Records
----------------------------------------
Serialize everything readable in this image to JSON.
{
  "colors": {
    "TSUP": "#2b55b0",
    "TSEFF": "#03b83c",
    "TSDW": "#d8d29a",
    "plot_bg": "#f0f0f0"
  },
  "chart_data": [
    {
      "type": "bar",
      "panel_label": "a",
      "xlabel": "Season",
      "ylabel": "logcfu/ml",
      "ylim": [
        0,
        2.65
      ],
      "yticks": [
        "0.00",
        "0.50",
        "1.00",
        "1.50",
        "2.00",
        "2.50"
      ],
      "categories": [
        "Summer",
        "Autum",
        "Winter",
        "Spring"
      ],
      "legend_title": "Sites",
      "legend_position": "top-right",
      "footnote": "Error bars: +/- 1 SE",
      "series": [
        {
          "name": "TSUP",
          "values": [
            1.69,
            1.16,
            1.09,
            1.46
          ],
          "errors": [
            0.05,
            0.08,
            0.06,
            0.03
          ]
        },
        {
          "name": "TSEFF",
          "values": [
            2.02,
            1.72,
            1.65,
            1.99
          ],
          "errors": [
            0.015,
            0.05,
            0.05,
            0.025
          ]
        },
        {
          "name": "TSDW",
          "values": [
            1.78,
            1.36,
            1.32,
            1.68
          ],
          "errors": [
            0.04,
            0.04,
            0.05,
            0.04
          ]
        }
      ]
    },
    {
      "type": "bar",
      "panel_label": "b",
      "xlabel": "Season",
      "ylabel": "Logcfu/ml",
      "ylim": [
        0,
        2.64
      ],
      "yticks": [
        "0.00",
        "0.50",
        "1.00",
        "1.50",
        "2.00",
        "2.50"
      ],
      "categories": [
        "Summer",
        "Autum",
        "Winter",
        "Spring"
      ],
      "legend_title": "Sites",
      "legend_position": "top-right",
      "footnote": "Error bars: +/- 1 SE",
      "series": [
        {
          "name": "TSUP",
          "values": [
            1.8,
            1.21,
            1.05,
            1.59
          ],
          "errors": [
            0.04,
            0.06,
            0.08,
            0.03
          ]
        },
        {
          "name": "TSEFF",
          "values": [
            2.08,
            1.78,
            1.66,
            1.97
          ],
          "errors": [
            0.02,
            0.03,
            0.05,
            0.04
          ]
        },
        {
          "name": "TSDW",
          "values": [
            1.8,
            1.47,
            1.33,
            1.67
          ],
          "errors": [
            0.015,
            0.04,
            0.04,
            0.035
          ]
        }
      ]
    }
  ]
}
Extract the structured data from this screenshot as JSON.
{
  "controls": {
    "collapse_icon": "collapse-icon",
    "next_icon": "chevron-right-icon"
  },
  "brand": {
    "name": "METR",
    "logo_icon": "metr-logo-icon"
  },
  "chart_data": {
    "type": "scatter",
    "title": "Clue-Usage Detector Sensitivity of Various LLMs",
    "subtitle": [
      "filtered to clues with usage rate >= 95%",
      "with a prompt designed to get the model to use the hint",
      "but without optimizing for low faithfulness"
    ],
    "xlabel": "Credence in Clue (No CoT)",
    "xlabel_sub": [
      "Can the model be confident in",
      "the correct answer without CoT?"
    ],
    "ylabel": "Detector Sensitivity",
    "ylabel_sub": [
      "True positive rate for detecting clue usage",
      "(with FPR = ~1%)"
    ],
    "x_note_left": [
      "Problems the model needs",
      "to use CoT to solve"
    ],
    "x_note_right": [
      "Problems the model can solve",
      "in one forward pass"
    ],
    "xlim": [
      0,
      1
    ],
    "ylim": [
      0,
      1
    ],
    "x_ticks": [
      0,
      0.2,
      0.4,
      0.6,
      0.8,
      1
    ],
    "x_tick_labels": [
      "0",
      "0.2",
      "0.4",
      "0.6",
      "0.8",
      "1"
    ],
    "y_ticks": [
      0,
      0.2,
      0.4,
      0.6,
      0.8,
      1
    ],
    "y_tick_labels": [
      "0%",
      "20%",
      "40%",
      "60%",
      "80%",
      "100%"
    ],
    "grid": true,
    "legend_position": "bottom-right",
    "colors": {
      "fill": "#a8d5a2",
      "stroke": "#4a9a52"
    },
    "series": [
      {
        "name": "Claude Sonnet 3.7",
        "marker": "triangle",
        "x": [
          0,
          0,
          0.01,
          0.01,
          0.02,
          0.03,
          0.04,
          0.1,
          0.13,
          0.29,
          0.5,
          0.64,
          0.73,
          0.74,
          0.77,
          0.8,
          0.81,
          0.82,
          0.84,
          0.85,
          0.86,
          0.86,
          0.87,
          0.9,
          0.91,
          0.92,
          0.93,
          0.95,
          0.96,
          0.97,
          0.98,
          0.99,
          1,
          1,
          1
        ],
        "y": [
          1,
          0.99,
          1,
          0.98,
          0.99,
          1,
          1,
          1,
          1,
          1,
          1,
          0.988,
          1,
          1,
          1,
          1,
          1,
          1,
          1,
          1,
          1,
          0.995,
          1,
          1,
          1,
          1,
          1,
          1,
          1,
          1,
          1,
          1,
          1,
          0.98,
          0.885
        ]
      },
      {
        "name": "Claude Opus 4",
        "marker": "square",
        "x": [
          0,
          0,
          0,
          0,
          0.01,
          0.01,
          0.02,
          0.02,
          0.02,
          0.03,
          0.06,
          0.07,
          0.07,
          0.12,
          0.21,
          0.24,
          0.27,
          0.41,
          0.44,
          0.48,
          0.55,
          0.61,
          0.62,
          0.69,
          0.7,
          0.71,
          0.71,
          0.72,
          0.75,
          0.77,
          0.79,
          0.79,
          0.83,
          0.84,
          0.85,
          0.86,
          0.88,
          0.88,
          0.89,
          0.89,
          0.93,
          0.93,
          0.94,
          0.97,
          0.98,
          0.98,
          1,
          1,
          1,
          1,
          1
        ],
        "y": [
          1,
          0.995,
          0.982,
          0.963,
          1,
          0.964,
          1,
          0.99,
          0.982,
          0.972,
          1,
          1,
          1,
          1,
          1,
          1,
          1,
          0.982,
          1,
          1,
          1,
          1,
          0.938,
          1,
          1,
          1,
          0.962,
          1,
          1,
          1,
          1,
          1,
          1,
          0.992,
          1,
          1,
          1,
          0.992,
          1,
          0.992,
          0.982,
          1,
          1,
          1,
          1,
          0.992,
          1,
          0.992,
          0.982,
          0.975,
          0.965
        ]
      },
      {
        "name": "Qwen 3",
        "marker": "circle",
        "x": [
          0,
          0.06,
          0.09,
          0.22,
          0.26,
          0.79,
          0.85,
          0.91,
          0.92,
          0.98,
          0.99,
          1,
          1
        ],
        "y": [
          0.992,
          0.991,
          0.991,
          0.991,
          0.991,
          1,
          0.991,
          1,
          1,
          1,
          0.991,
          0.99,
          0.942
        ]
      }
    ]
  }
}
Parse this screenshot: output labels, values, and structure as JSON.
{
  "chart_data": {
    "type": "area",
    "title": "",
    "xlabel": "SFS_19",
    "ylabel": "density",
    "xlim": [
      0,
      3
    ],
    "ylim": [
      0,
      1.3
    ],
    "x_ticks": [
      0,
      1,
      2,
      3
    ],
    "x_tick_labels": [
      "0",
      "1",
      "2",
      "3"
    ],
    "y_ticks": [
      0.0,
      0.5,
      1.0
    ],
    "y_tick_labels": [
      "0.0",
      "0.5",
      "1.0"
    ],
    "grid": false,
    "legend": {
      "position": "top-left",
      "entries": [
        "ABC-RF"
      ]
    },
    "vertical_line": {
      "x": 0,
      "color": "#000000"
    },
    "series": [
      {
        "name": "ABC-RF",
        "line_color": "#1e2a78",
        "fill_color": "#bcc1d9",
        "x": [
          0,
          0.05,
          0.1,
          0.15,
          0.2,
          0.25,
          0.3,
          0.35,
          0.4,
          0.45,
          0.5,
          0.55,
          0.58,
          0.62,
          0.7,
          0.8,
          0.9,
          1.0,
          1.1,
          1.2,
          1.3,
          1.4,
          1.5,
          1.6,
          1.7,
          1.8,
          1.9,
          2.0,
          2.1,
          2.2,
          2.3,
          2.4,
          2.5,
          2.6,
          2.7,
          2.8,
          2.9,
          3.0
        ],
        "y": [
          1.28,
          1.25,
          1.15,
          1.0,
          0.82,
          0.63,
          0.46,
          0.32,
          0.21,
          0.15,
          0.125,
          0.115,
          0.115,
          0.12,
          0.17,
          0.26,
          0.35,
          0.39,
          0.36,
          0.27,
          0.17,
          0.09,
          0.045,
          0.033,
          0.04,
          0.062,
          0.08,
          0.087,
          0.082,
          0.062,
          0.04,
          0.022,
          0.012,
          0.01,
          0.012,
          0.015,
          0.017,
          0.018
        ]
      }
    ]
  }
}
----------------------------------------
> _Instructions for the task_
Looking at the data above, how many lines hold the word "type"? Respond with the number alone.

> _Written response_
4